Work to be completed: Exactly as written, print each record in the listing.

··· Input records

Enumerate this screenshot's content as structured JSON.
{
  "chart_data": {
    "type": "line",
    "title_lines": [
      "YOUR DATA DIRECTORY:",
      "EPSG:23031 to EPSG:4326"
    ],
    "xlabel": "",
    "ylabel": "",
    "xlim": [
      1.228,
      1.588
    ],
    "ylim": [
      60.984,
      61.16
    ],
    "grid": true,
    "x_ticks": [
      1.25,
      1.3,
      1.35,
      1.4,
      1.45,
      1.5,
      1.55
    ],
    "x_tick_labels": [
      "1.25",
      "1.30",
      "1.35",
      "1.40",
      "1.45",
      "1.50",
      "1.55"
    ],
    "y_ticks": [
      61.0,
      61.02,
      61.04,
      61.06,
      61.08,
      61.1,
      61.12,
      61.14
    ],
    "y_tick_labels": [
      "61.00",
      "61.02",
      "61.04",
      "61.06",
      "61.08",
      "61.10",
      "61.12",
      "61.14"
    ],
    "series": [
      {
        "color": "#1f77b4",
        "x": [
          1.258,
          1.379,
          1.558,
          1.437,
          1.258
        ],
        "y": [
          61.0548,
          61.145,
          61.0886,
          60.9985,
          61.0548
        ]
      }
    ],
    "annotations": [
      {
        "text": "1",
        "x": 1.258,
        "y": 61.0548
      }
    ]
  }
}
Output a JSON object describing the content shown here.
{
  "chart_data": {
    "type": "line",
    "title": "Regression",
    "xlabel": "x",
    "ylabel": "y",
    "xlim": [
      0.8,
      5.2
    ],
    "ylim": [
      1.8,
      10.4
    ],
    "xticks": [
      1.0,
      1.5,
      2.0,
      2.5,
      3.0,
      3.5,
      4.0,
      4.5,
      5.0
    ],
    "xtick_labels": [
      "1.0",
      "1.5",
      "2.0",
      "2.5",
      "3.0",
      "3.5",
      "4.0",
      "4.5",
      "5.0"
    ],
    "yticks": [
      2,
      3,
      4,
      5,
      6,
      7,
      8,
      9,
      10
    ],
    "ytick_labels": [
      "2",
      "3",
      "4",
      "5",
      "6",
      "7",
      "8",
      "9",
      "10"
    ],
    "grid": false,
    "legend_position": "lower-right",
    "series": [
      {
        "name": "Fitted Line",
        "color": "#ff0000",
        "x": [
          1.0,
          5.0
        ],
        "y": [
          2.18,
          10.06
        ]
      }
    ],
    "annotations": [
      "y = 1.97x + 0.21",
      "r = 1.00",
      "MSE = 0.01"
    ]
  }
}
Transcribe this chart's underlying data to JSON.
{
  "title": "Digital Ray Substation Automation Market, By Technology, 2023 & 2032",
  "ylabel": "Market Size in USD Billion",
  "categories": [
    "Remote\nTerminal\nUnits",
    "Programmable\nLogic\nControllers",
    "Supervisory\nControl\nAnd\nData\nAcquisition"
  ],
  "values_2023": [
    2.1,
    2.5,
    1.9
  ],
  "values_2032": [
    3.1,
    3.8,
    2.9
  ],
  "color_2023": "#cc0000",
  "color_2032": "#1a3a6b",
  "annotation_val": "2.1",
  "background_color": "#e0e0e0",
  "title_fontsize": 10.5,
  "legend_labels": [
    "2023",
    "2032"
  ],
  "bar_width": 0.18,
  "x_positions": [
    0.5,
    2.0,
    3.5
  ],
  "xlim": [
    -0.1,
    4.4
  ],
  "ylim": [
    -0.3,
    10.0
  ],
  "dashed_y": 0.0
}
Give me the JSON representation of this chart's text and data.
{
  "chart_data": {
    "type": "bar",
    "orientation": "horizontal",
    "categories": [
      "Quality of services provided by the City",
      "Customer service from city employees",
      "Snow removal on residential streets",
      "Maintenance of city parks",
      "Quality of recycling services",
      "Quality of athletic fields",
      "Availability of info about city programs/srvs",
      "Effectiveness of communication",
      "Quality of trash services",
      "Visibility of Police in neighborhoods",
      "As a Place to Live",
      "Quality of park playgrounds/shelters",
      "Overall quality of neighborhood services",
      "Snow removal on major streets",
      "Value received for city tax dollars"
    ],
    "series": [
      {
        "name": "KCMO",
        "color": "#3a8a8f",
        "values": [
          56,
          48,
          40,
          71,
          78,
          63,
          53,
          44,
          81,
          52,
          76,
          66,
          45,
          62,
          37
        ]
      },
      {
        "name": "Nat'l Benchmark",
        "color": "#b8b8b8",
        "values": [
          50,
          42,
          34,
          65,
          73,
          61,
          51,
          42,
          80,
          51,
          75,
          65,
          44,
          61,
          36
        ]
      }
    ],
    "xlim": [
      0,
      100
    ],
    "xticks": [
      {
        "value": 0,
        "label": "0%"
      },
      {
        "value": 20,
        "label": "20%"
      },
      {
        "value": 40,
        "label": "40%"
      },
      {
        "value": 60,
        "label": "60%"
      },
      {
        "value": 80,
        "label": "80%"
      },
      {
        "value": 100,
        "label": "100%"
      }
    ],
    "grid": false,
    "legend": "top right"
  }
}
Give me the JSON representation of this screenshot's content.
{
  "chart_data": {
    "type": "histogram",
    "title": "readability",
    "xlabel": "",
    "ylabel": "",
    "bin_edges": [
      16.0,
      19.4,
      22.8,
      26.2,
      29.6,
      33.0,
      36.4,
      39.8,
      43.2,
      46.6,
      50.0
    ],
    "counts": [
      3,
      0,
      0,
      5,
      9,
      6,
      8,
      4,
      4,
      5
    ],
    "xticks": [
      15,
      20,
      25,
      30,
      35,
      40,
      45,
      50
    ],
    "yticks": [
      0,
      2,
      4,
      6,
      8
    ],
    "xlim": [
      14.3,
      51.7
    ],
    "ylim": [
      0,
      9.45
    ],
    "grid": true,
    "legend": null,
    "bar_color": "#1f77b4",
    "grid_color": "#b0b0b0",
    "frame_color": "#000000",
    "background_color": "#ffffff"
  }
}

······

Expected output:
Enumerate this screenshot's content as structured JSON.
{
  "chart_data": {
    "type": "line",
    "title_lines": [
      "YOUR DATA DIRECTORY:",
      "EPSG:23031 to EPSG:4326"
    ],
    "xlabel": "",
    "ylabel": "",
    "xlim": [
      1.228,
      1.588
    ],
    "ylim": [
      60.984,
      61.16
    ],
    "grid": true,
    "x_ticks": [
      1.25,
      1.3,
      1.35,
      1.4,
      1.45,
      1.5,
      1.55
    ],
    "x_tick_labels": [
      "1.25",
      "1.30",
      "1.35",
      "1.40",
      "1.45",
      "1.50",
      "1.55"
    ],
    "y_ticks": [
      61.0,
      61.02,
      61.04,
      61.06,
      61.08,
      61.1,
      61.12,
      61.14
    ],
    "y_tick_labels": [
      "61.00",
      "61.02",
      "61.04",
      "61.06",
      "61.08",
      "61.10",
      "61.12",
      "61.14"
    ],
    "series": [
      {
        "color": "#1f77b4",
        "x": [
          1.258,
          1.379,
          1.558,
          1.437,
          1.258
        ],
        "y": [
          61.0548,
          61.145,
          61.0886,
          60.9985,
          61.0548
        ]
      }
    ],
    "annotations": [
      {
        "text": "1",
        "x": 1.258,
        "y": 61.0548
      }
    ]
  }
}
Output a JSON object describing the content shown here.
{
  "chart_data": {
    "type": "line",
    "title": "Regression",
    "xlabel": "x",
    "ylabel": "y",
    "xlim": [
      0.8,
      5.2
    ],
    "ylim": [
      1.8,
      10.4
    ],
    "xticks": [
      1.0,
      1.5,
      2.0,
      2.5,
      3.0,
      3.5,
      4.0,
      4.5,
      5.0
    ],
    "xtick_labels": [
      "1.0",
      "1.5",
      "2.0",
      "2.5",
      "3.0",
      "3.5",
      "4.0",
      "4.5",
      "5.0"
    ],
    "yticks": [
      2,
      3,
      4,
      5,
      6,
      7,
      8,
      9,
      10
    ],
    "ytick_labels": [
      "2",
      "3",
      "4",
      "5",
      "6",
      "7",
      "8",
      "9",
      "10"
    ],
    "grid": false,
    "legend_position": "lower-right",
    "series": [
      {
        "name": "Fitted Line",
        "color": "#ff0000",
        "x": [
          1.0,
          5.0
        ],
        "y": [
          2.18,
          10.06
        ]
      }
    ],
    "annotations": [
      "y = 1.97x + 0.21",
      "r = 1.00",
      "MSE = 0.01"
    ]
  }
}
Transcribe this chart's underlying data to JSON.
{
  "title": "Digital Ray Substation Automation Market, By Technology, 2023 & 2032",
  "ylabel": "Market Size in USD Billion",
  "categories": [
    "Remote\nTerminal\nUnits",
    "Programmable\nLogic\nControllers",
    "Supervisory\nControl\nAnd\nData\nAcquisition"
  ],
  "values_2023": [
    2.1,
    2.5,
    1.9
  ],
  "values_2032": [
    3.1,
    3.8,
    2.9
  ],
  "color_2023": "#cc0000",
  "color_2032": "#1a3a6b",
  "annotation_val": "2.1",
  "background_color": "#e0e0e0",
  "title_fontsize": 10.5,
  "legend_labels": [
    "2023",
    "2032"
  ],
  "bar_width": 0.18,
  "x_positions": [
    0.5,
    2.0,
    3.5
  ],
  "xlim": [
    -0.1,
    4.4
  ],
  "ylim": [
    -0.3,
    10.0
  ],
  "dashed_y": 0.0
}
Give me the JSON representation of this chart's text and data.
{
  "chart_data": {
    "type": "bar",
    "orientation": "horizontal",
    "categories": [
      "Quality of services provided by the City",
      "Customer service from city employees",
      "Snow removal on residential streets",
      "Maintenance of city parks",
      "Quality of recycling services",
      "Quality of athletic fields",
      "Availability of info about city programs/srvs",
      "Effectiveness of communication",
      "Quality of trash services",
      "Visibility of Police in neighborhoods",
      "As a Place to Live",
      "Quality of park playgrounds/shelters",
      "Overall quality of neighborhood services",
      "Snow removal on major streets",
      "Value received for city tax dollars"
    ],
    "series": [
      {
        "name": "KCMO",
        "color": "#3a8a8f",
        "values": [
          56,
          48,
          40,
          71,
          78,
          63,
          53,
          44,
          81,
          52,
          76,
          66,
          45,
          62,
          37
        ]
      },
      {
        "name": "Nat'l Benchmark",
        "color": "#b8b8b8",
        "values": [
          50,
          42,
          34,
          65,
          73,
          61,
          51,
          42,
          80,
          51,
          75,
          65,
          44,
          61,
          36
        ]
      }
    ],
    "xlim": [
      0,
      100
    ],
    "xticks": [
      {
        "value": 0,
        "label": "0%"
      },
      {
        "value": 20,
        "label": "20%"
      },
      {
        "value": 40,
        "label": "40%"
      },
      {
        "value": 60,
        "label": "60%"
      },
      {
        "value": 80,
        "label": "80%"
      },
      {
        "value": 100,
        "label": "100%"
      }
    ],
    "grid": false,
    "legend": "top right"
  }
}
Give me the JSON representation of this screenshot's content.
{
  "chart_data": {
    "type": "histogram",
    "title": "readability",
    "xlabel": "",
    "ylabel": "",
    "bin_edges": [
      16.0,
      19.4,
      22.8,
      26.2,
      29.6,
      33.0,
      36.4,
      39.8,
      43.2,
      46.6,
      50.0
    ],
    "counts": [
      3,
      0,
      0,
      5,
      9,
      6,
      8,
      4,
      4,
      5
    ],
    "xticks": [
      15,
      20,
      25,
      30,
      35,
      40,
      45,
      50
    ],
    "yticks": [
      0,
      2,
      4,
      6,
      8
    ],
    "xlim": [
      14.3,
      51.7
    ],
    "ylim": [
      0,
      9.45
    ],
    "grid": true,
    "legend": null,
    "bar_color": "#1f77b4",
    "grid_color": "#b0b0b0",
    "frame_color": "#000000",
    "background_color": "#ffffff"
  }
}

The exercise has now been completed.